Task details:
Your answer should be a single number: the count of lines containing the string "index".

[Extracted data entries]
----

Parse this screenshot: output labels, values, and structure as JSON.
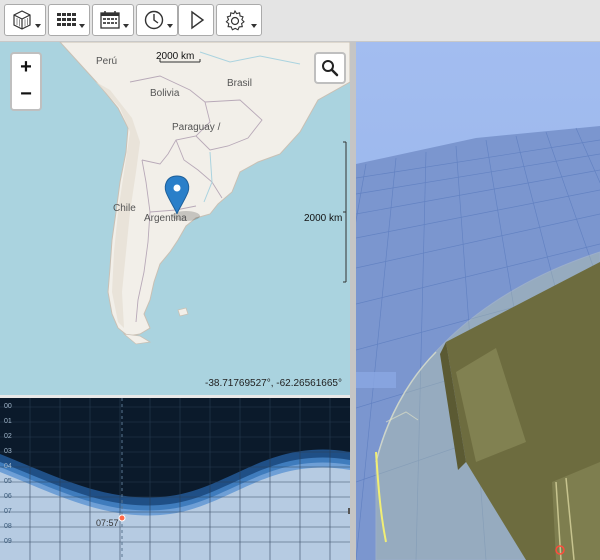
{
  "toolbar": {
    "buttons": [
      {
        "name": "cube-view-button",
        "icon": "cube-icon",
        "dropdown": true
      },
      {
        "name": "grid-view-button",
        "icon": "grid-icon",
        "dropdown": true
      },
      {
        "name": "calendar-button",
        "icon": "calendar-icon",
        "dropdown": true
      },
      {
        "name": "clock-button",
        "icon": "clock-icon",
        "dropdown": true
      },
      {
        "name": "play-button",
        "icon": "play-icon",
        "dropdown": false
      },
      {
        "name": "settings-button",
        "icon": "gear-icon",
        "dropdown": true
      }
    ]
  },
  "map": {
    "zoom_in": "+",
    "zoom_out": "−",
    "labels": {
      "peru": "Perú",
      "bolivia": "Bolivia",
      "brasil": "Brasil",
      "paraguay": "Paraguay /",
      "chile": "Chile",
      "argentina": "Argentina"
    },
    "scale_top": "2000 km",
    "scale_right": "2000 km",
    "coordinates": "-38.71769527°, -62.26561665°",
    "marker": "map-pin-icon"
  },
  "timeline": {
    "hours": [
      "00",
      "01",
      "02",
      "03",
      "04",
      "05",
      "06",
      "07",
      "08",
      "09"
    ],
    "sun_time": "07:57"
  },
  "colors": {
    "ocean": "#aad3df",
    "land": "#f2efe9",
    "sky": "#9fb9ee",
    "building": "#6d6c3f",
    "marker": "#2a7fc9"
  }
}
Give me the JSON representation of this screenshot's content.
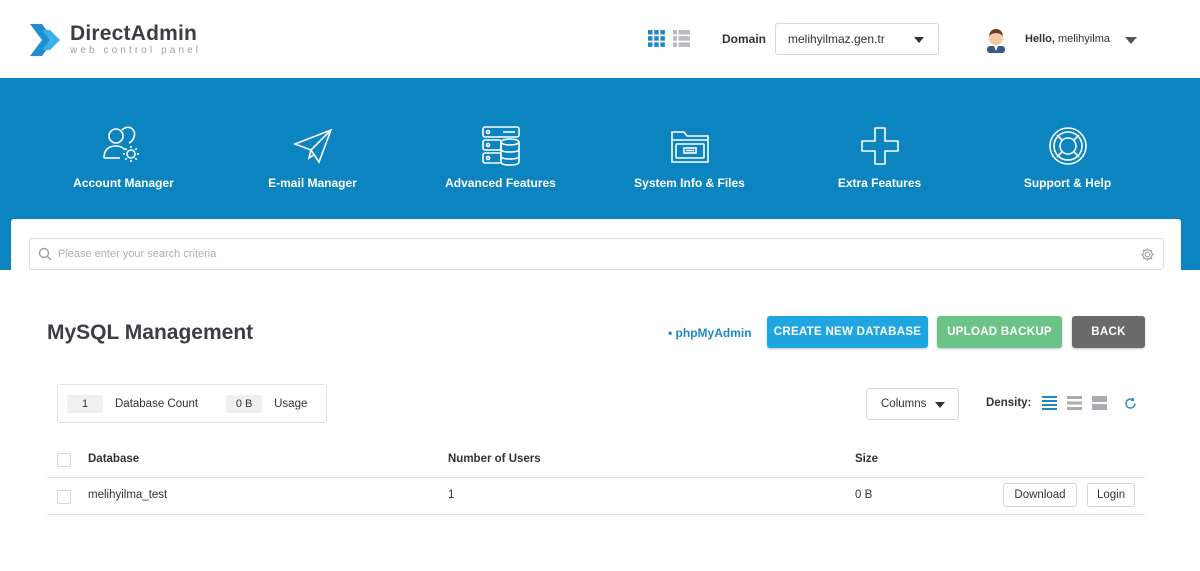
{
  "header": {
    "logo_title": "DirectAdmin",
    "logo_subtitle": "web control panel",
    "domain_label": "Domain",
    "domain_value": "melihyilmaz.gen.tr",
    "hello_prefix": "Hello,",
    "username": "melihyilma"
  },
  "nav": {
    "items": [
      {
        "label": "Account Manager",
        "icon": "users-gear-icon"
      },
      {
        "label": "E-mail Manager",
        "icon": "paper-plane-icon"
      },
      {
        "label": "Advanced Features",
        "icon": "server-database-icon"
      },
      {
        "label": "System Info & Files",
        "icon": "folder-icon"
      },
      {
        "label": "Extra Features",
        "icon": "plus-icon"
      },
      {
        "label": "Support & Help",
        "icon": "lifebuoy-icon"
      }
    ]
  },
  "search": {
    "placeholder": "Please enter your search criteria"
  },
  "page": {
    "title": "MySQL Management",
    "phpmyadmin_link": "• phpMyAdmin",
    "create_button": "CREATE NEW DATABASE",
    "upload_button": "UPLOAD BACKUP",
    "back_button": "BACK"
  },
  "stats": {
    "db_count": "1",
    "db_count_label": "Database Count",
    "usage": "0 B",
    "usage_label": "Usage"
  },
  "toolbar": {
    "columns_label": "Columns",
    "density_label": "Density:"
  },
  "table": {
    "headers": [
      "Database",
      "Number of Users",
      "Size"
    ],
    "rows": [
      {
        "database": "melihyilma_test",
        "users": "1",
        "size": "0 B",
        "download": "Download",
        "login": "Login"
      }
    ]
  },
  "colors": {
    "nav_bg": "#0c84c0",
    "primary": "#1fa6e0",
    "success": "#6cc387",
    "secondary": "#6a6a6a",
    "link": "#1e88c7"
  }
}
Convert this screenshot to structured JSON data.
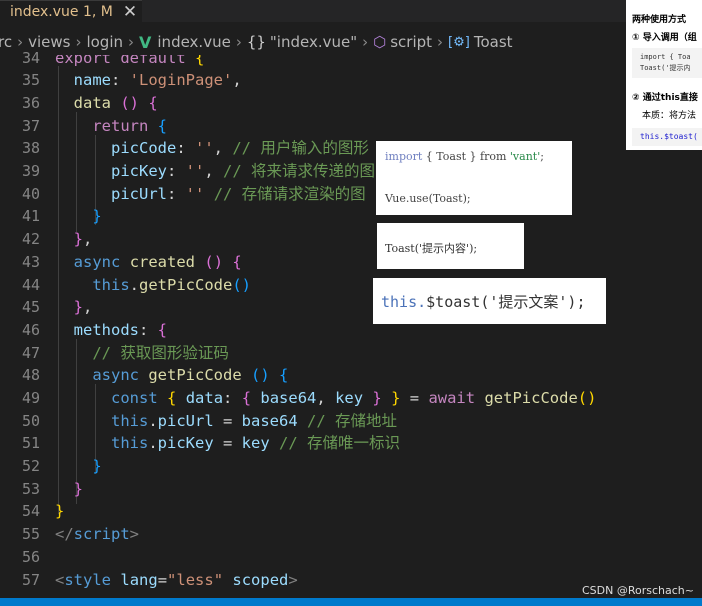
{
  "tab": {
    "label": "index.vue 1, M"
  },
  "breadcrumb": {
    "items": [
      "rc",
      "views",
      "login",
      "index.vue",
      "\"index.vue\"",
      "script",
      "Toast"
    ]
  },
  "line_numbers": [
    "34",
    "35",
    "36",
    "37",
    "38",
    "39",
    "40",
    "41",
    "42",
    "43",
    "44",
    "45",
    "46",
    "47",
    "48",
    "49",
    "50",
    "51",
    "52",
    "53",
    "54",
    "55",
    "56",
    "57"
  ],
  "code": {
    "l34_kw": "export default",
    "l35_key": "name",
    "l35_val": "'LoginPage'",
    "l36_fn": "data",
    "l37_kw": "return",
    "l38_key": "picCode",
    "l38_val": "''",
    "l38_cm": "// 用户输入的图形",
    "l39_key": "picKey",
    "l39_val": "''",
    "l39_cm": "// 将来请求传递的图",
    "l40_key": "picUrl",
    "l40_val": "''",
    "l40_cm": "// 存储请求渲染的图",
    "l43_kw": "async",
    "l43_fn": "created",
    "l44_this": "this",
    "l44_fn": "getPicCode",
    "l46_key": "methods",
    "l47_cm": "// 获取图形验证码",
    "l48_kw": "async",
    "l48_fn": "getPicCode",
    "l49_const": "const",
    "l49_data": "data",
    "l49_base64": "base64",
    "l49_key": "key",
    "l49_await": "await",
    "l49_fn": "getPicCode",
    "l50_this": "this",
    "l50_prop": "picUrl",
    "l50_val": "base64",
    "l50_cm": "// 存储地址",
    "l51_this": "this",
    "l51_prop": "picKey",
    "l51_val": "key",
    "l51_cm": "// 存储唯一标识",
    "l55_tag": "script",
    "l57_tag": "style",
    "l57_attr": "lang",
    "l57_attrval": "\"less\"",
    "l57_scoped": "scoped"
  },
  "reference": {
    "title": "两种使用方式",
    "step1": "① 导入调用（组",
    "code1a": "import { Toa",
    "code1b": "Toast('提示内",
    "step2": "② 通过this直接",
    "note": "本质：将方法",
    "code2": "this.$toast("
  },
  "cards": {
    "import_kw": "import",
    "import_mid": "{ Toast } from",
    "import_src": "'vant'",
    "use_line": "Vue.use(Toast);",
    "toast_call": "Toast('提示内容');",
    "this_kw": "this.",
    "this_rest": "$toast('提示文案');"
  },
  "watermark": "CSDN @Rorschach~",
  "colors": {
    "editor_bg": "#1e1e1e",
    "keyword": "#c586c0",
    "string": "#ce9178",
    "comment": "#6a9955",
    "property": "#9cdcfe",
    "function": "#dcdcaa",
    "status_bar": "#007acc"
  }
}
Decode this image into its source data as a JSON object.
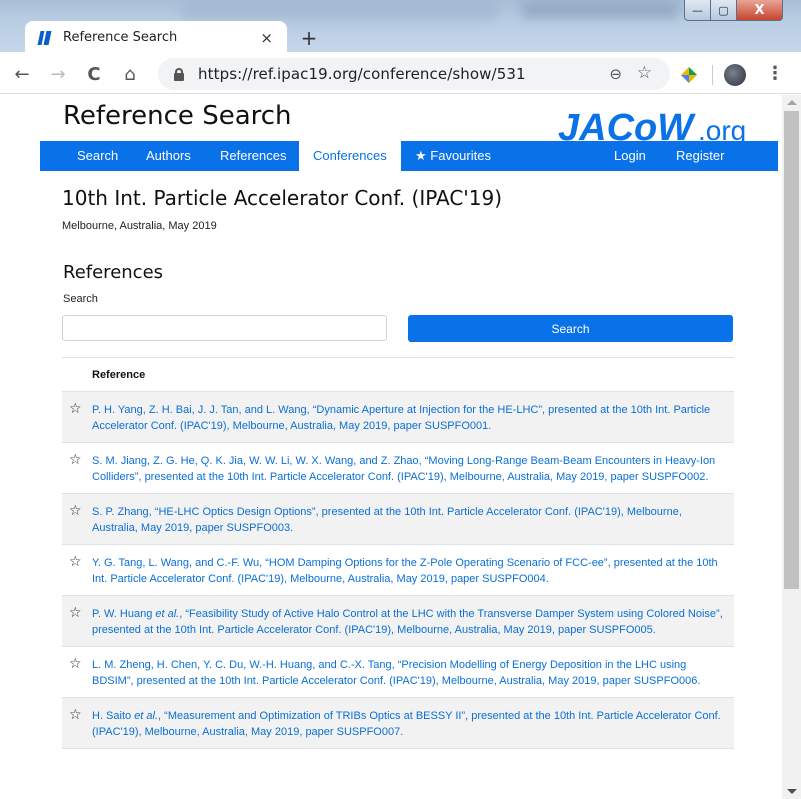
{
  "browser": {
    "tab_title": "Reference Search",
    "tab_close": "×",
    "new_tab": "+",
    "url": "https://ref.ipac19.org/conference/show/531",
    "back": "←",
    "forward": "→",
    "reload": "C",
    "home": "⌂",
    "zoom_icon": "⊖",
    "star_icon": "☆",
    "menu_icon": "⋮",
    "win_min": "—",
    "win_max": "▢",
    "win_close": "X"
  },
  "site": {
    "title": "Reference Search",
    "logo_main": "JACoW",
    "logo_suffix": ".org",
    "nav": [
      {
        "label": "Search"
      },
      {
        "label": "Authors"
      },
      {
        "label": "References"
      },
      {
        "label": "Conferences"
      },
      {
        "label": "Favourites"
      },
      {
        "label": "Login"
      },
      {
        "label": "Register"
      }
    ],
    "active_nav": "Conferences",
    "favourites_icon": "★"
  },
  "conference": {
    "title": "10th Int. Particle Accelerator Conf. (IPAC'19)",
    "subtitle": "Melbourne, Australia, May 2019"
  },
  "references": {
    "heading": "References",
    "search_label": "Search",
    "search_value": "",
    "search_button": "Search",
    "column_header": "Reference",
    "fav_icon": "☆",
    "items": [
      {
        "authors": "P. H. Yang, Z. H. Bai, J. J. Tan, and L. Wang, ",
        "etal": "",
        "rest": "“Dynamic Aperture at Injection for the HE-LHC”, presented at the 10th Int. Particle Accelerator Conf. (IPAC'19), Melbourne, Australia, May 2019, paper SUSPFO001."
      },
      {
        "authors": "S. M. Jiang, Z. G. He, Q. K. Jia, W. W. Li, W. X. Wang, and Z. Zhao, ",
        "etal": "",
        "rest": "“Moving Long-Range Beam-Beam Encounters in Heavy-Ion Colliders”, presented at the 10th Int. Particle Accelerator Conf. (IPAC'19), Melbourne, Australia, May 2019, paper SUSPFO002."
      },
      {
        "authors": "S. P. Zhang, ",
        "etal": "",
        "rest": "“HE-LHC Optics Design Options”, presented at the 10th Int. Particle Accelerator Conf. (IPAC'19), Melbourne, Australia, May 2019, paper SUSPFO003."
      },
      {
        "authors": "Y. G. Tang, L. Wang, and C.-F. Wu, ",
        "etal": "",
        "rest": "“HOM Damping Options for the Z-Pole Operating Scenario of FCC-ee”, presented at the 10th Int. Particle Accelerator Conf. (IPAC'19), Melbourne, Australia, May 2019, paper SUSPFO004."
      },
      {
        "authors": "P. W. Huang ",
        "etal": "et al.",
        "rest": ", “Feasibility Study of Active Halo Control at the LHC with the Transverse Damper System using Colored Noise”, presented at the 10th Int. Particle Accelerator Conf. (IPAC'19), Melbourne, Australia, May 2019, paper SUSPFO005."
      },
      {
        "authors": "L. M. Zheng, H. Chen, Y. C. Du, W.-H. Huang, and C.-X. Tang, ",
        "etal": "",
        "rest": "“Precision Modelling of Energy Deposition in the LHC using BDSIM”, presented at the 10th Int. Particle Accelerator Conf. (IPAC'19), Melbourne, Australia, May 2019, paper SUSPFO006."
      },
      {
        "authors": "H. Saito ",
        "etal": "et al.",
        "rest": ", “Measurement and Optimization of TRIBs Optics at BESSY II”, presented at the 10th Int. Particle Accelerator Conf. (IPAC'19), Melbourne, Australia, May 2019, paper SUSPFO007."
      }
    ]
  },
  "colors": {
    "brand_blue": "#0a72e8",
    "link_blue": "#0a6fd6"
  }
}
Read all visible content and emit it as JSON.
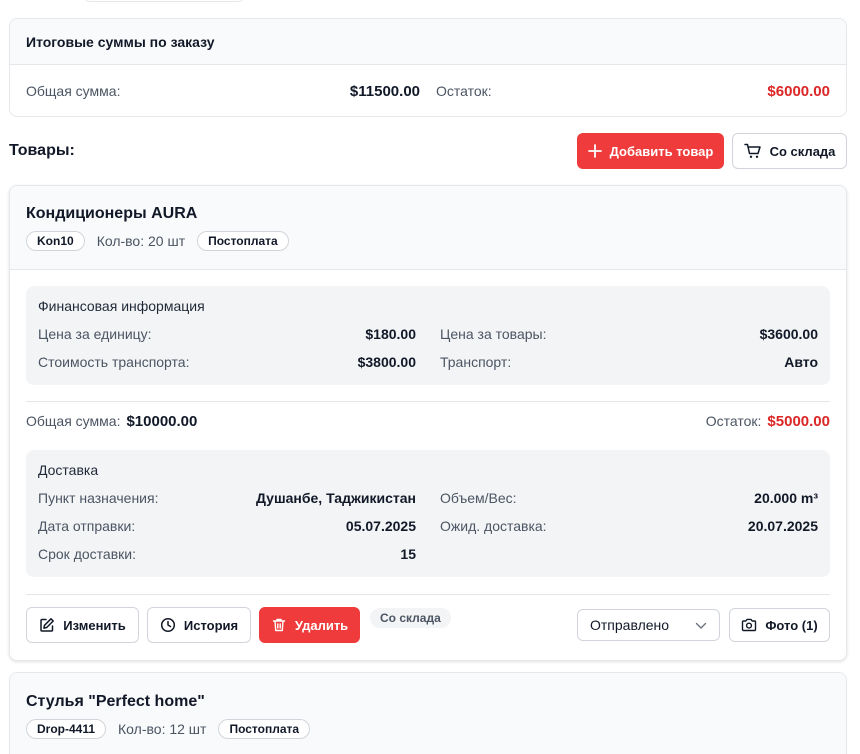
{
  "totals": {
    "title": "Итоговые суммы по заказу",
    "total_label": "Общая сумма:",
    "total_value": "$11500.00",
    "balance_label": "Остаток:",
    "balance_value": "$6000.00"
  },
  "products_section": {
    "title": "Товары:",
    "add_button": "Добавить товар",
    "warehouse_button": "Со склада"
  },
  "products": [
    {
      "name": "Кондиционеры AURA",
      "code": "Kon10",
      "quantity": "Кол-во: 20 шт",
      "payment": "Постоплата",
      "finance": {
        "title": "Финансовая информация",
        "unit_price_label": "Цена за единицу:",
        "unit_price": "$180.00",
        "goods_price_label": "Цена за товары:",
        "goods_price": "$3600.00",
        "transport_cost_label": "Стоимость транспорта:",
        "transport_cost": "$3800.00",
        "transport_label": "Транспорт:",
        "transport": "Авто"
      },
      "total_label": "Общая сумма:",
      "total_value": "$10000.00",
      "balance_label": "Остаток:",
      "balance_value": "$5000.00",
      "delivery": {
        "title": "Доставка",
        "destination_label": "Пункт назначения:",
        "destination": "Душанбе, Таджикистан",
        "volume_label": "Объем/Вес:",
        "volume": "20.000 m³",
        "ship_date_label": "Дата отправки:",
        "ship_date": "05.07.2025",
        "expected_label": "Ожид. доставка:",
        "expected": "20.07.2025",
        "term_label": "Срок доставки:",
        "term": "15"
      },
      "actions": {
        "edit": "Изменить",
        "history": "История",
        "delete": "Удалить",
        "source_tag": "Со склада",
        "status": "Отправлено",
        "photo": "Фото (1)"
      }
    },
    {
      "name": "Стулья \"Perfect home\"",
      "code": "Drop-4411",
      "quantity": "Кол-во: 12 шт",
      "payment": "Постоплата"
    }
  ],
  "colors": {
    "accent_red": "#ef3b3b",
    "amount_red": "#dc2626",
    "panel_gray": "#f3f4f6",
    "border": "#e5e7eb"
  },
  "icons": [
    "plus-icon",
    "cart-icon",
    "pencil-icon",
    "clock-icon",
    "trash-icon",
    "chevron-down-icon",
    "camera-icon"
  ]
}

----

The solution:
3